*INSTRUCTIONS TO FOLLOW*: Copy out every line of each item below without altering any character.

▼

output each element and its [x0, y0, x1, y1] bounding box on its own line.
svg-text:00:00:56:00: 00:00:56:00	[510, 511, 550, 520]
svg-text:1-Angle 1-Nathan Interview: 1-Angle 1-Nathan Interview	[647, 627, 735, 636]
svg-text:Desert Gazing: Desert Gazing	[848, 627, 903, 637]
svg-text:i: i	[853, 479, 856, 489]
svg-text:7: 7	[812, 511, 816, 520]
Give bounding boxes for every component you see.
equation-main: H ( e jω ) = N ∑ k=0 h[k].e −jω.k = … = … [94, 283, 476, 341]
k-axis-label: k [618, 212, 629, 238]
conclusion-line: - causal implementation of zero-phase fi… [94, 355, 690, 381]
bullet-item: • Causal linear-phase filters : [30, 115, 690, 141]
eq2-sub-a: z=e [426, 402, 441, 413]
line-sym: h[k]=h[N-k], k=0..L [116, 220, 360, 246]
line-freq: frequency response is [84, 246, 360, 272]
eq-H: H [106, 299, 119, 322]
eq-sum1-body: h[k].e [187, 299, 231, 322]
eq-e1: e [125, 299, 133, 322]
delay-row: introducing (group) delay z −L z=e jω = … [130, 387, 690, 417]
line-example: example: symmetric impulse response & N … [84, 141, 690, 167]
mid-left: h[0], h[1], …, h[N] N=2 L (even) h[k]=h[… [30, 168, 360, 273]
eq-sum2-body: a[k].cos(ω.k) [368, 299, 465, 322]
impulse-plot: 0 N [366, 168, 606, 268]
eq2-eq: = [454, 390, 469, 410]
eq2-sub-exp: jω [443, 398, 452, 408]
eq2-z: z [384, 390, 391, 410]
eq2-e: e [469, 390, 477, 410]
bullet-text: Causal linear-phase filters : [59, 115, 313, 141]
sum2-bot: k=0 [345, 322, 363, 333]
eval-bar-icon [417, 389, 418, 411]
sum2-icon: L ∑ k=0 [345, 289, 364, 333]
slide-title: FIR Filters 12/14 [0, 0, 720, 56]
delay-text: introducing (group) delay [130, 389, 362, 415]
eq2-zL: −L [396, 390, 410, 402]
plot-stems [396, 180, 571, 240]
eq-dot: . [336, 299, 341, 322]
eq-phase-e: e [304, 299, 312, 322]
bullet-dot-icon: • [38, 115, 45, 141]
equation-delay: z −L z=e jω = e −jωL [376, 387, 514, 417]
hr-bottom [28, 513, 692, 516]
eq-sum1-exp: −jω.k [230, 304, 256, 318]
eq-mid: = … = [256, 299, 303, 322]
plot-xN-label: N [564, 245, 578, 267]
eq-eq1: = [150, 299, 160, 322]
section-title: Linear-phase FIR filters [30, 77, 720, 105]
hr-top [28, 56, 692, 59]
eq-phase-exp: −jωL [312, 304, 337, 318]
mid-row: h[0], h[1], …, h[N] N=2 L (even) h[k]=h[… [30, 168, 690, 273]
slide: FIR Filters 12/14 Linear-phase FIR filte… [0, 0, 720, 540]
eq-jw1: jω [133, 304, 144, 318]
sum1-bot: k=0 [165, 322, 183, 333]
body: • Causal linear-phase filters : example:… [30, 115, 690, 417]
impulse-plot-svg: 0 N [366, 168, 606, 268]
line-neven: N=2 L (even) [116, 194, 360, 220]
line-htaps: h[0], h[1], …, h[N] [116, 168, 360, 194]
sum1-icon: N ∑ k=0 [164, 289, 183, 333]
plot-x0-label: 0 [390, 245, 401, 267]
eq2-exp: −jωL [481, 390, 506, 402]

▲

*SOLUTION*:
output each element and its [x0, y0, x1, y1] bounding box on its own line.
svg-text:00:00:56:00: 00:00:56:00	[510, 511, 550, 520]
svg-text:1-Angle 1-Nathan Interview: 1-Angle 1-Nathan Interview	[647, 627, 735, 636]
svg-text:Desert Gazing: Desert Gazing	[848, 627, 903, 637]
svg-text:i: i	[853, 479, 856, 489]
svg-text:7: 7	[812, 511, 816, 520]
Give bounding boxes for every component you see.
equation-main: H ( e jω ) = N ∑ k=0 h[k].e −jω.k = … = … [94, 283, 476, 341]
k-axis-label: k [618, 212, 629, 238]
conclusion-line: - causal implementation of zero-phase fi… [94, 355, 690, 381]
bullet-item: • Causal linear-phase filters : [30, 115, 690, 141]
eq2-sub-a: z=e [426, 402, 441, 413]
line-sym: h[k]=h[N-k], k=0..L [116, 220, 360, 246]
line-freq: frequency response is [84, 246, 360, 272]
eq-H: H [106, 299, 119, 322]
eq-sum1-body: h[k].e [187, 299, 231, 322]
eq-e1: e [125, 299, 133, 322]
delay-row: introducing (group) delay z −L z=e jω = … [130, 387, 690, 417]
line-example: example: symmetric impulse response & N … [84, 141, 690, 167]
mid-left: h[0], h[1], …, h[N] N=2 L (even) h[k]=h[… [30, 168, 360, 273]
eq-sum2-body: a[k].cos(ω.k) [368, 299, 465, 322]
impulse-plot: 0 N [366, 168, 606, 268]
eq2-eq: = [454, 390, 469, 410]
eq2-sub-exp: jω [443, 398, 452, 408]
eq2-z: z [384, 390, 391, 410]
eq2-e: e [469, 390, 477, 410]
bullet-text: Causal linear-phase filters : [59, 115, 313, 141]
sum2-bot: k=0 [345, 322, 363, 333]
eval-bar-icon [417, 389, 418, 411]
sum2-icon: L ∑ k=0 [345, 289, 364, 333]
slide-title: FIR Filters 12/14 [0, 0, 720, 56]
delay-text: introducing (group) delay [130, 389, 362, 415]
eq2-zL: −L [396, 390, 410, 402]
plot-stems [396, 180, 571, 240]
eq-dot: . [336, 299, 341, 322]
eq-phase-e: e [304, 299, 312, 322]
bullet-dot-icon: • [38, 115, 45, 141]
equation-delay: z −L z=e jω = e −jωL [376, 387, 514, 417]
hr-bottom [28, 513, 692, 516]
eq-sum1-exp: −jω.k [230, 304, 256, 318]
eq-mid: = … = [256, 299, 303, 322]
plot-xN-label: N [564, 245, 578, 267]
eq-eq1: = [150, 299, 160, 322]
section-title: Linear-phase FIR filters [30, 77, 720, 105]
hr-top [28, 56, 692, 59]
eq-phase-exp: −jωL [312, 304, 337, 318]
mid-row: h[0], h[1], …, h[N] N=2 L (even) h[k]=h[… [30, 168, 690, 273]
slide: FIR Filters 12/14 Linear-phase FIR filte… [0, 0, 720, 540]
eq-jw1: jω [133, 304, 144, 318]
sum1-bot: k=0 [165, 322, 183, 333]
body: • Causal linear-phase filters : example:… [30, 115, 690, 417]
impulse-plot-svg: 0 N [366, 168, 606, 268]
line-neven: N=2 L (even) [116, 194, 360, 220]
line-htaps: h[0], h[1], …, h[N] [116, 168, 360, 194]
sum1-icon: N ∑ k=0 [164, 289, 183, 333]
plot-x0-label: 0 [390, 245, 401, 267]
eq2-exp: −jωL [481, 390, 506, 402]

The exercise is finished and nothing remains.